● Exercise task: The records should be repeated word for word, pictures excluded.

------------------------

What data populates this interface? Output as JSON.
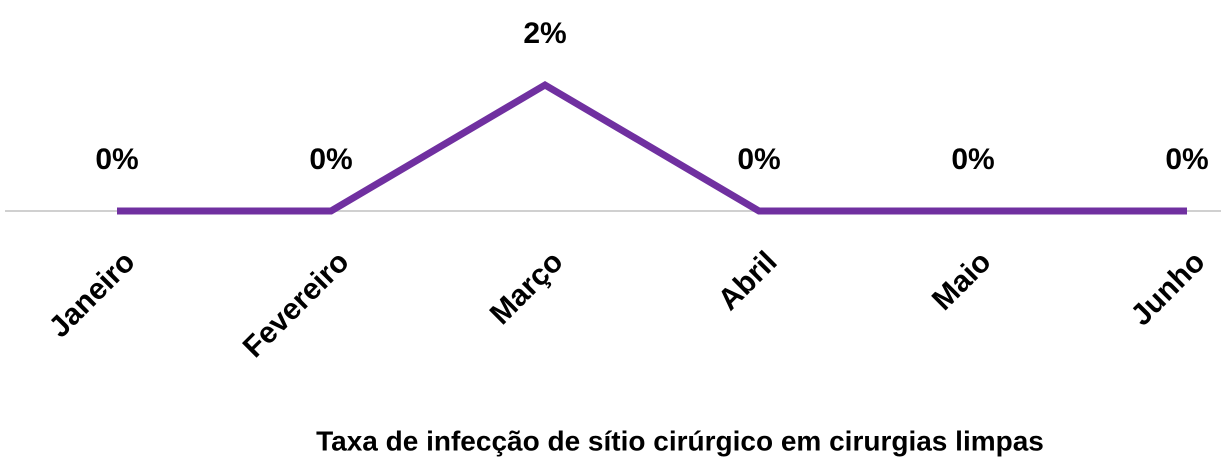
{
  "chart_data": {
    "type": "line",
    "title": "Taxa de infecção de sítio cirúrgico em cirurgias limpas",
    "categories": [
      "Janeiro",
      "Fevereiro",
      "Março",
      "Abril",
      "Maio",
      "Junho"
    ],
    "series": [
      {
        "color": "#7030a0",
        "values": [
          0,
          0,
          2,
          0,
          0,
          0
        ],
        "value_labels": [
          "0%",
          "0%",
          "2%",
          "0%",
          "0%",
          "0%"
        ]
      }
    ]
  }
}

------------------------

● Exercise output:
What data populates this interface? Output as JSON.
{
  "chart_data": {
    "type": "line",
    "title": "Taxa de infecção de sítio cirúrgico em cirurgias limpas",
    "categories": [
      "Janeiro",
      "Fevereiro",
      "Março",
      "Abril",
      "Maio",
      "Junho"
    ],
    "series": [
      {
        "color": "#7030a0",
        "values": [
          0,
          0,
          2,
          0,
          0,
          0
        ],
        "value_labels": [
          "0%",
          "0%",
          "2%",
          "0%",
          "0%",
          "0%"
        ]
      }
    ]
  }
}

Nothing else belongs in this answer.